GOAL:
Report each line of the data that has "mobilier" somewhere in it.

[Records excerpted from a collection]
---*---

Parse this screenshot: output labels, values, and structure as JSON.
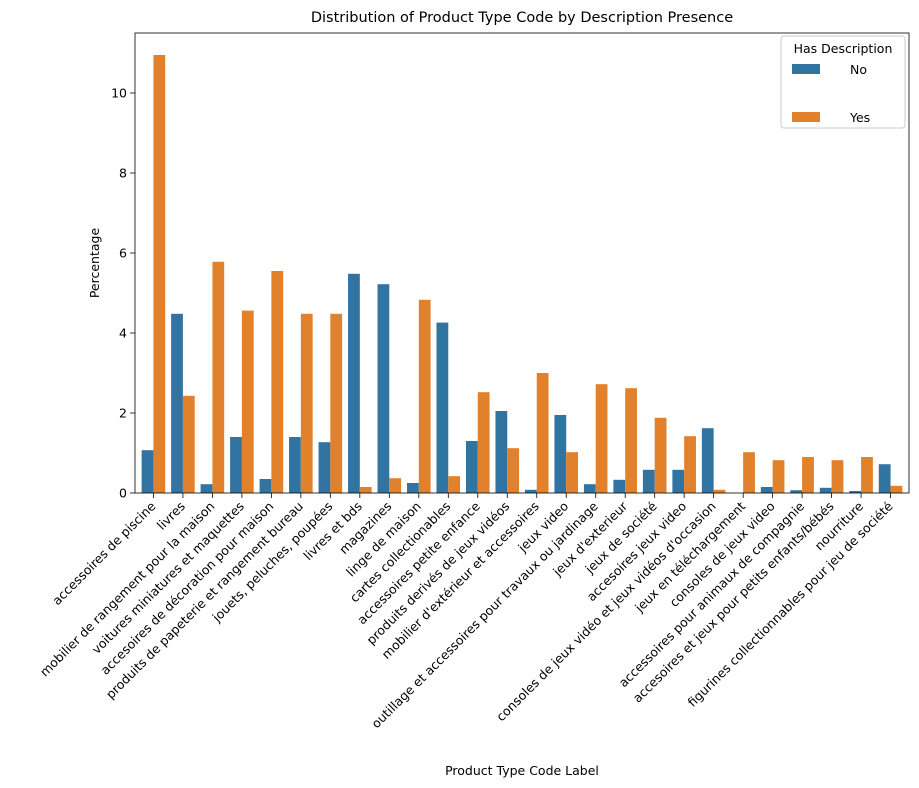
{
  "chart_data": {
    "type": "bar",
    "title": "Distribution of Product Type Code by Description Presence",
    "xlabel": "Product Type Code Label",
    "ylabel": "Percentage",
    "ylim": [
      0,
      11.5
    ],
    "yticks": [
      0,
      2,
      4,
      6,
      8,
      10
    ],
    "grid": false,
    "legend": {
      "title": "Has Description",
      "placement": "top-right"
    },
    "categories": [
      "accessoires de piscine",
      "livres",
      "mobilier de rangement pour la maison",
      "voitures miniatures et maquettes",
      "accesoires de décoration pour maison",
      "produits de papeterie et rangement bureau",
      "jouets, peluches, poupées",
      "livres et bds",
      "magazines",
      "linge de maison",
      "cartes collectionables",
      "accessoires petite enfance",
      "produits derivés de jeux vidéos",
      "mobilier d'extérieur et accessoires",
      "jeux video",
      "outillage et accessoires pour travaux ou jardinage",
      "jeux d'exterieur",
      "jeux de société",
      "accesoires jeux video",
      "consoles de jeux vidéo et jeux vidéos d'occasion",
      "jeux en téléchargement",
      "consoles de jeux video",
      "accessoires pour animaux de compagnie",
      "accesoires et jeux pour petits enfants/bébés",
      "nourriture",
      "figurines collectionnables pour jeu de société"
    ],
    "series": [
      {
        "name": "No",
        "color": "#3274a1",
        "values": [
          1.07,
          4.48,
          0.22,
          1.4,
          0.35,
          1.4,
          1.27,
          5.48,
          5.22,
          0.25,
          4.26,
          1.3,
          2.05,
          0.08,
          1.95,
          0.22,
          0.33,
          0.58,
          0.58,
          1.62,
          0.0,
          0.15,
          0.07,
          0.13,
          0.05,
          0.72
        ]
      },
      {
        "name": "Yes",
        "color": "#e1812c",
        "values": [
          10.95,
          2.43,
          5.78,
          4.56,
          5.55,
          4.48,
          4.48,
          0.15,
          0.37,
          4.83,
          0.42,
          2.52,
          1.12,
          3.0,
          1.02,
          2.72,
          2.62,
          1.88,
          1.42,
          0.08,
          1.02,
          0.82,
          0.9,
          0.82,
          0.9,
          0.18
        ]
      }
    ]
  }
}
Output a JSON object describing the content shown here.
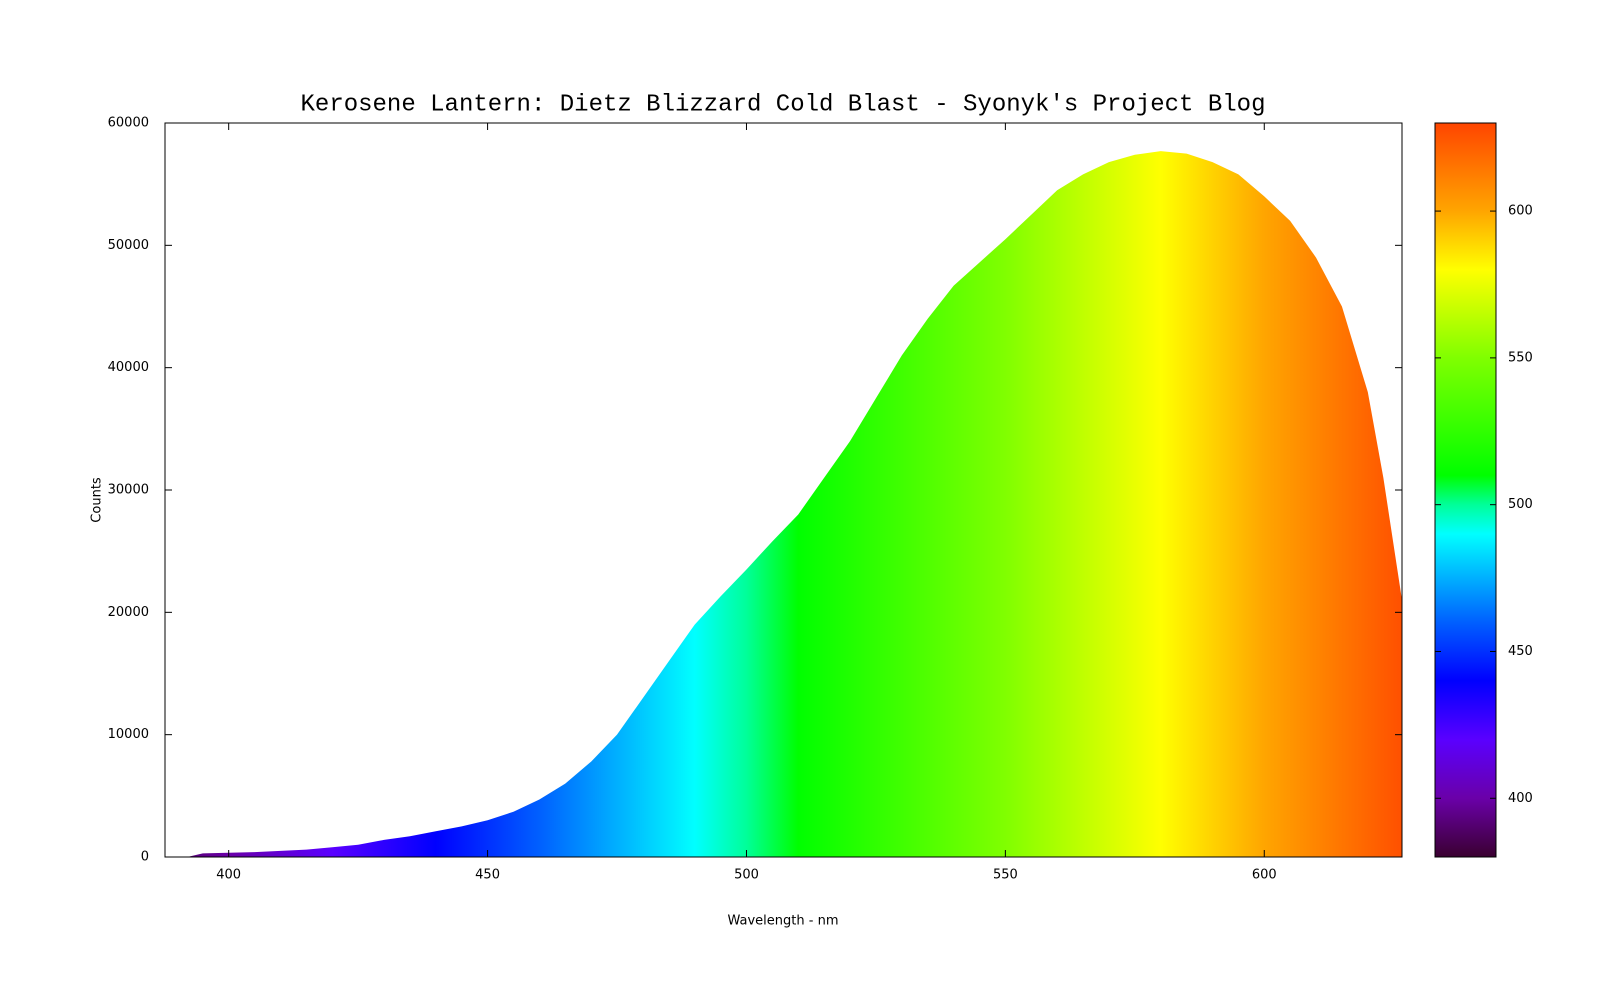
{
  "chart_data": {
    "type": "area",
    "title": "Kerosene Lantern: Dietz Blizzard Cold Blast - Syonyk's Project Blog",
    "x_label": "Wavelength - nm",
    "y_label": "Counts",
    "x": [
      392,
      395,
      400,
      405,
      410,
      415,
      420,
      425,
      430,
      435,
      440,
      445,
      450,
      455,
      460,
      465,
      470,
      475,
      480,
      485,
      490,
      495,
      500,
      505,
      510,
      515,
      520,
      525,
      530,
      535,
      540,
      545,
      550,
      555,
      560,
      565,
      570,
      575,
      580,
      585,
      590,
      595,
      600,
      605,
      610,
      615,
      620,
      623,
      626.6
    ],
    "values": [
      0,
      300,
      350,
      400,
      500,
      600,
      800,
      1000,
      1400,
      1700,
      2100,
      2500,
      3000,
      3700,
      4700,
      6000,
      7800,
      10000,
      13000,
      16000,
      19000,
      21300,
      23500,
      25800,
      28000,
      31000,
      34000,
      37500,
      41000,
      44000,
      46700,
      48600,
      50500,
      52500,
      54500,
      55800,
      56800,
      57400,
      57700,
      57500,
      56800,
      55800,
      54000,
      52000,
      49000,
      45000,
      38000,
      31000,
      21000
    ],
    "xlim": [
      387.7,
      626.6
    ],
    "ylim": [
      0,
      60000
    ],
    "xticks": [
      400,
      450,
      500,
      550,
      600
    ],
    "yticks": [
      0,
      10000,
      20000,
      30000,
      40000,
      50000,
      60000
    ],
    "colorbar": {
      "lim": [
        380,
        630
      ],
      "ticks": [
        400,
        450,
        500,
        550,
        600
      ],
      "colormap": [
        {
          "value": 380,
          "color": "#3a0030"
        },
        {
          "value": 400,
          "color": "#6a00a8"
        },
        {
          "value": 420,
          "color": "#5a00ff"
        },
        {
          "value": 440,
          "color": "#0000ff"
        },
        {
          "value": 460,
          "color": "#0060ff"
        },
        {
          "value": 490,
          "color": "#00ffff"
        },
        {
          "value": 500,
          "color": "#00ff99"
        },
        {
          "value": 510,
          "color": "#00ff00"
        },
        {
          "value": 550,
          "color": "#80ff00"
        },
        {
          "value": 580,
          "color": "#ffff00"
        },
        {
          "value": 600,
          "color": "#ffa500"
        },
        {
          "value": 630,
          "color": "#ff4500"
        }
      ]
    }
  }
}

---*---

CORRECT RESPONSE:
      "mobilier de rangement pour la maison",
      "mobilier d'extérieur et accessoires",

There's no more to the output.